Goal. Repeat everything in the material exactly.

Figure record listings.

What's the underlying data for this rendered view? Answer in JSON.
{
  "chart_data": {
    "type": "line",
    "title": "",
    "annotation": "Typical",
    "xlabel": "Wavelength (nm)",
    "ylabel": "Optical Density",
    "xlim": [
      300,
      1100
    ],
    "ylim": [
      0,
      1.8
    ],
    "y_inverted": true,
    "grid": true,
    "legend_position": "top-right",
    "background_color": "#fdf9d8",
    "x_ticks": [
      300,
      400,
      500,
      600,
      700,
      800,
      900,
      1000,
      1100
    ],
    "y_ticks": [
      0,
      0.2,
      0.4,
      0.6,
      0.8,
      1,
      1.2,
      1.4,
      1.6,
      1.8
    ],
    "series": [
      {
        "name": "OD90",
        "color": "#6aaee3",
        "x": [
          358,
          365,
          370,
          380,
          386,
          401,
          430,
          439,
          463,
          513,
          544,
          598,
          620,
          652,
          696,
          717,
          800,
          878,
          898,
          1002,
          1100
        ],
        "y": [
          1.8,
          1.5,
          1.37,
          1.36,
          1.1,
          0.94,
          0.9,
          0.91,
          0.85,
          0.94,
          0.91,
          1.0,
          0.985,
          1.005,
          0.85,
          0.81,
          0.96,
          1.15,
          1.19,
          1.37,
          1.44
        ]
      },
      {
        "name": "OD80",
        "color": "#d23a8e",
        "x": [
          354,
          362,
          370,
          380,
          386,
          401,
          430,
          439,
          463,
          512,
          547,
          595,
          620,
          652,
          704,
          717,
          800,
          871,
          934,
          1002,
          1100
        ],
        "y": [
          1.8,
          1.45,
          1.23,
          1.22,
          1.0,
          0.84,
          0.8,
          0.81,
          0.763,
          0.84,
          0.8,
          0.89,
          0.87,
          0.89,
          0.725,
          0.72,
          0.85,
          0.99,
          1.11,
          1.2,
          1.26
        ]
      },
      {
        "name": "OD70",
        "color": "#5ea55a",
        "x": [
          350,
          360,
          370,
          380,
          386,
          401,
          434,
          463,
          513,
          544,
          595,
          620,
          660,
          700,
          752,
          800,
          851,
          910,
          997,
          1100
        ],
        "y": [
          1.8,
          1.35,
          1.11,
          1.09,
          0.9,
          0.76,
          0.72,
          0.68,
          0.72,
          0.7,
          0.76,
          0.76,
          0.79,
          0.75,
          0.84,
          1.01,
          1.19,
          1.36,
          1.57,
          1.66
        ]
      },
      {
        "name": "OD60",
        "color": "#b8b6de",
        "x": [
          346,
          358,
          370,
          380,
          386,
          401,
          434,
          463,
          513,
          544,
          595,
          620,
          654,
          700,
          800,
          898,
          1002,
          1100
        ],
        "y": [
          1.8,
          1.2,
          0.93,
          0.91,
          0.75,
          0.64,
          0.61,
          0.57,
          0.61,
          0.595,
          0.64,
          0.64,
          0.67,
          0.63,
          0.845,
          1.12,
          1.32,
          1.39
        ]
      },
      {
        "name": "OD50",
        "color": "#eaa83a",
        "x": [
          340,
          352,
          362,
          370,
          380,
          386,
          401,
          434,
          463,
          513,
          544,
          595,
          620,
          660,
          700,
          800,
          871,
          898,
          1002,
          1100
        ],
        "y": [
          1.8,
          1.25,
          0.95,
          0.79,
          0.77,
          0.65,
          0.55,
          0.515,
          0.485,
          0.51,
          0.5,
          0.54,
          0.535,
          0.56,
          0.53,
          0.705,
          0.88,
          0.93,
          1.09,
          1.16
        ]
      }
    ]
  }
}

Result for this task.
What's the underlying data for this rendered view? Answer in JSON.
{
  "chart_data": {
    "type": "line",
    "title": "",
    "annotation": "Typical",
    "xlabel": "Wavelength (nm)",
    "ylabel": "Optical Density",
    "xlim": [
      300,
      1100
    ],
    "ylim": [
      0,
      1.8
    ],
    "y_inverted": true,
    "grid": true,
    "legend_position": "top-right",
    "background_color": "#fdf9d8",
    "x_ticks": [
      300,
      400,
      500,
      600,
      700,
      800,
      900,
      1000,
      1100
    ],
    "y_ticks": [
      0,
      0.2,
      0.4,
      0.6,
      0.8,
      1,
      1.2,
      1.4,
      1.6,
      1.8
    ],
    "series": [
      {
        "name": "OD90",
        "color": "#6aaee3",
        "x": [
          358,
          365,
          370,
          380,
          386,
          401,
          430,
          439,
          463,
          513,
          544,
          598,
          620,
          652,
          696,
          717,
          800,
          878,
          898,
          1002,
          1100
        ],
        "y": [
          1.8,
          1.5,
          1.37,
          1.36,
          1.1,
          0.94,
          0.9,
          0.91,
          0.85,
          0.94,
          0.91,
          1.0,
          0.985,
          1.005,
          0.85,
          0.81,
          0.96,
          1.15,
          1.19,
          1.37,
          1.44
        ]
      },
      {
        "name": "OD80",
        "color": "#d23a8e",
        "x": [
          354,
          362,
          370,
          380,
          386,
          401,
          430,
          439,
          463,
          512,
          547,
          595,
          620,
          652,
          704,
          717,
          800,
          871,
          934,
          1002,
          1100
        ],
        "y": [
          1.8,
          1.45,
          1.23,
          1.22,
          1.0,
          0.84,
          0.8,
          0.81,
          0.763,
          0.84,
          0.8,
          0.89,
          0.87,
          0.89,
          0.725,
          0.72,
          0.85,
          0.99,
          1.11,
          1.2,
          1.26
        ]
      },
      {
        "name": "OD70",
        "color": "#5ea55a",
        "x": [
          350,
          360,
          370,
          380,
          386,
          401,
          434,
          463,
          513,
          544,
          595,
          620,
          660,
          700,
          752,
          800,
          851,
          910,
          997,
          1100
        ],
        "y": [
          1.8,
          1.35,
          1.11,
          1.09,
          0.9,
          0.76,
          0.72,
          0.68,
          0.72,
          0.7,
          0.76,
          0.76,
          0.79,
          0.75,
          0.84,
          1.01,
          1.19,
          1.36,
          1.57,
          1.66
        ]
      },
      {
        "name": "OD60",
        "color": "#b8b6de",
        "x": [
          346,
          358,
          370,
          380,
          386,
          401,
          434,
          463,
          513,
          544,
          595,
          620,
          654,
          700,
          800,
          898,
          1002,
          1100
        ],
        "y": [
          1.8,
          1.2,
          0.93,
          0.91,
          0.75,
          0.64,
          0.61,
          0.57,
          0.61,
          0.595,
          0.64,
          0.64,
          0.67,
          0.63,
          0.845,
          1.12,
          1.32,
          1.39
        ]
      },
      {
        "name": "OD50",
        "color": "#eaa83a",
        "x": [
          340,
          352,
          362,
          370,
          380,
          386,
          401,
          434,
          463,
          513,
          544,
          595,
          620,
          660,
          700,
          800,
          871,
          898,
          1002,
          1100
        ],
        "y": [
          1.8,
          1.25,
          0.95,
          0.79,
          0.77,
          0.65,
          0.55,
          0.515,
          0.485,
          0.51,
          0.5,
          0.54,
          0.535,
          0.56,
          0.53,
          0.705,
          0.88,
          0.93,
          1.09,
          1.16
        ]
      }
    ]
  }
}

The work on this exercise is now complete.